■ BRIEF:
Give only the number of lines that hold the word "text".

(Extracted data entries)
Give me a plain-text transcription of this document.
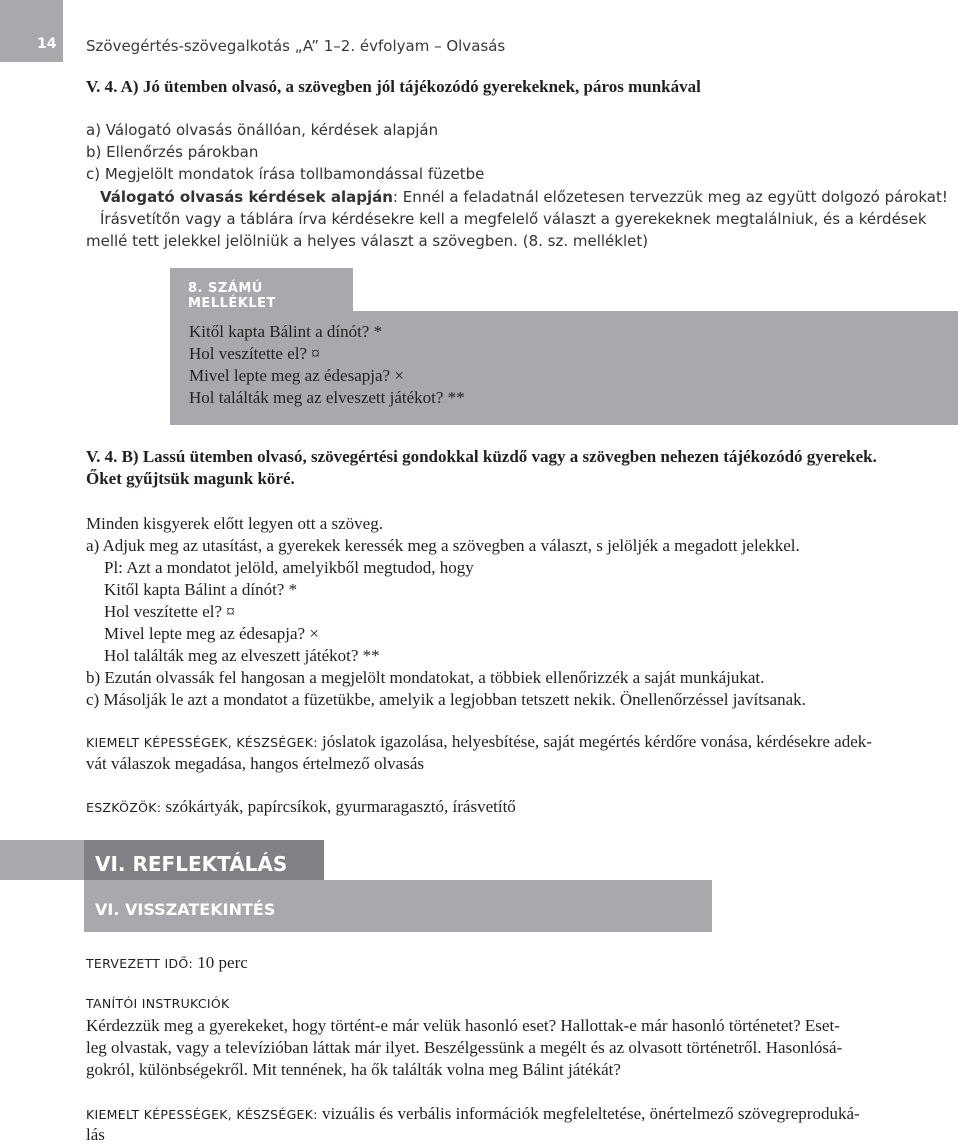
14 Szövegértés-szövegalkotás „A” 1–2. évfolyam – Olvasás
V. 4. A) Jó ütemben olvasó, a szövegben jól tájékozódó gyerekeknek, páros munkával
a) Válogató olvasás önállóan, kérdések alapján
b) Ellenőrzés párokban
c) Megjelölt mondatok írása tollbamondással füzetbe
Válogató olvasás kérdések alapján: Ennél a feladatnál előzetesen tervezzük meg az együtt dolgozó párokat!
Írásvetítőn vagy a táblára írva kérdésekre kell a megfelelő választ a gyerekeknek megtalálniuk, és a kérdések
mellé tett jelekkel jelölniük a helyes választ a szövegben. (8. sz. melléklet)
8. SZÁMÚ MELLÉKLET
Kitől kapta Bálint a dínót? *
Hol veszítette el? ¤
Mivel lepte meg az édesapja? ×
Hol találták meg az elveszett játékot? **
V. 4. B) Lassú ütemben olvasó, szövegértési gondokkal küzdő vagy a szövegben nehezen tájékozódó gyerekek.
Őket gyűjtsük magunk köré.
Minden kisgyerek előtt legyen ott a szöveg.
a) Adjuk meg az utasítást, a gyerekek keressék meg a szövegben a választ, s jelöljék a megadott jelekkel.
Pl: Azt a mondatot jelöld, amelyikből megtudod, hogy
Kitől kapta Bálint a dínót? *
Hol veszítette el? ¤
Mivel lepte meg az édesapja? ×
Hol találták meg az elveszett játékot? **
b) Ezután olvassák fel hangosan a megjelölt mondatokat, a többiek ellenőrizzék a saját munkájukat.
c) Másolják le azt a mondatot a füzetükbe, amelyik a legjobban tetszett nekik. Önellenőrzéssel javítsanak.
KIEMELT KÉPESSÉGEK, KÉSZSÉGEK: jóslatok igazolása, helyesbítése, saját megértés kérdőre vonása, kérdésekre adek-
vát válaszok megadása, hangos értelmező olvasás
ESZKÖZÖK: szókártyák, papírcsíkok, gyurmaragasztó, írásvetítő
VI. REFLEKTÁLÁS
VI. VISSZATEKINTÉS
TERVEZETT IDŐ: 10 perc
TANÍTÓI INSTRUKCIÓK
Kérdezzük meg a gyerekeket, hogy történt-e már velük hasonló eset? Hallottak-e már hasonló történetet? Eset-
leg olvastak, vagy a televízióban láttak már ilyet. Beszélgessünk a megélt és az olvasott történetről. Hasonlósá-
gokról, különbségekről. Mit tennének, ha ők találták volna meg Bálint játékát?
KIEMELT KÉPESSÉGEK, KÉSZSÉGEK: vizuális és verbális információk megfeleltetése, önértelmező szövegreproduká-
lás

---

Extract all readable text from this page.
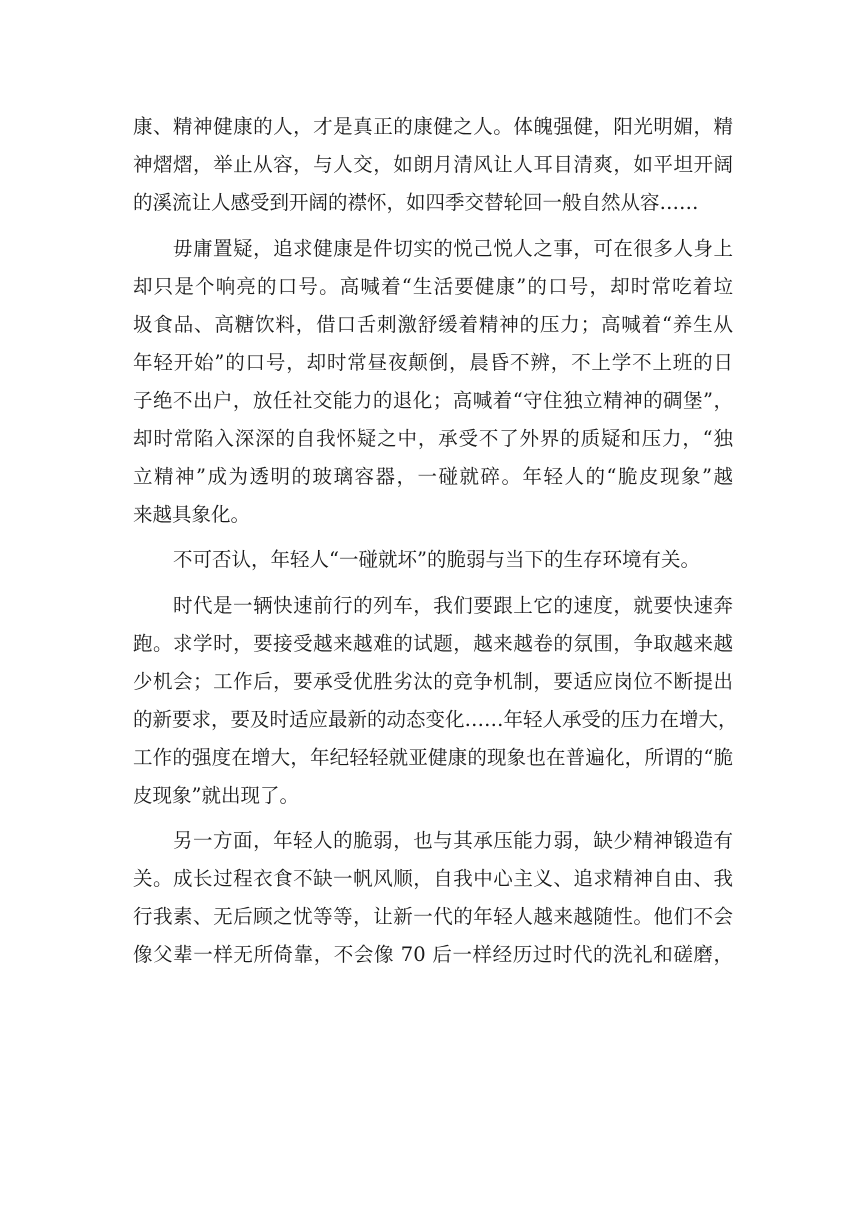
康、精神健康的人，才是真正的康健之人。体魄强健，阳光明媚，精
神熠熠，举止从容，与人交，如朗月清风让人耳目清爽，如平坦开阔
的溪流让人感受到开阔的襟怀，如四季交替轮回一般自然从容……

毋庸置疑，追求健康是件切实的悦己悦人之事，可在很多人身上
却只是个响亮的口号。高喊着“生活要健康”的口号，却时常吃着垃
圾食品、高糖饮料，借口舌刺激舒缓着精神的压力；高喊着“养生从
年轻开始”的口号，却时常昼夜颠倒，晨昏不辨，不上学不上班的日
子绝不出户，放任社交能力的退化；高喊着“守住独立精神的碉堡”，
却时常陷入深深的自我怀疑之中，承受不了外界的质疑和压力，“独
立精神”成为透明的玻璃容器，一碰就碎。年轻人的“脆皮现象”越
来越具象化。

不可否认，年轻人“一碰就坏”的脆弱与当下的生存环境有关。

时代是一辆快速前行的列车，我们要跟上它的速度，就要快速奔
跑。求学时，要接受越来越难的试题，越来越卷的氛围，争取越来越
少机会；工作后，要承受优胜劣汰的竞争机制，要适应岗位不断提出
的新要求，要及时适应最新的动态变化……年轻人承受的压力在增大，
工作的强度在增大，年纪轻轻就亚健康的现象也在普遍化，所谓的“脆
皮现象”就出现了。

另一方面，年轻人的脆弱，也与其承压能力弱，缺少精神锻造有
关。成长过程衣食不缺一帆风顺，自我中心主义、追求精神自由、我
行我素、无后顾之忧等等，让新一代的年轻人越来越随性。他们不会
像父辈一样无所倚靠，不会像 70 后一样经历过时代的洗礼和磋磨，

■ EXERCISE RESPONSE:
2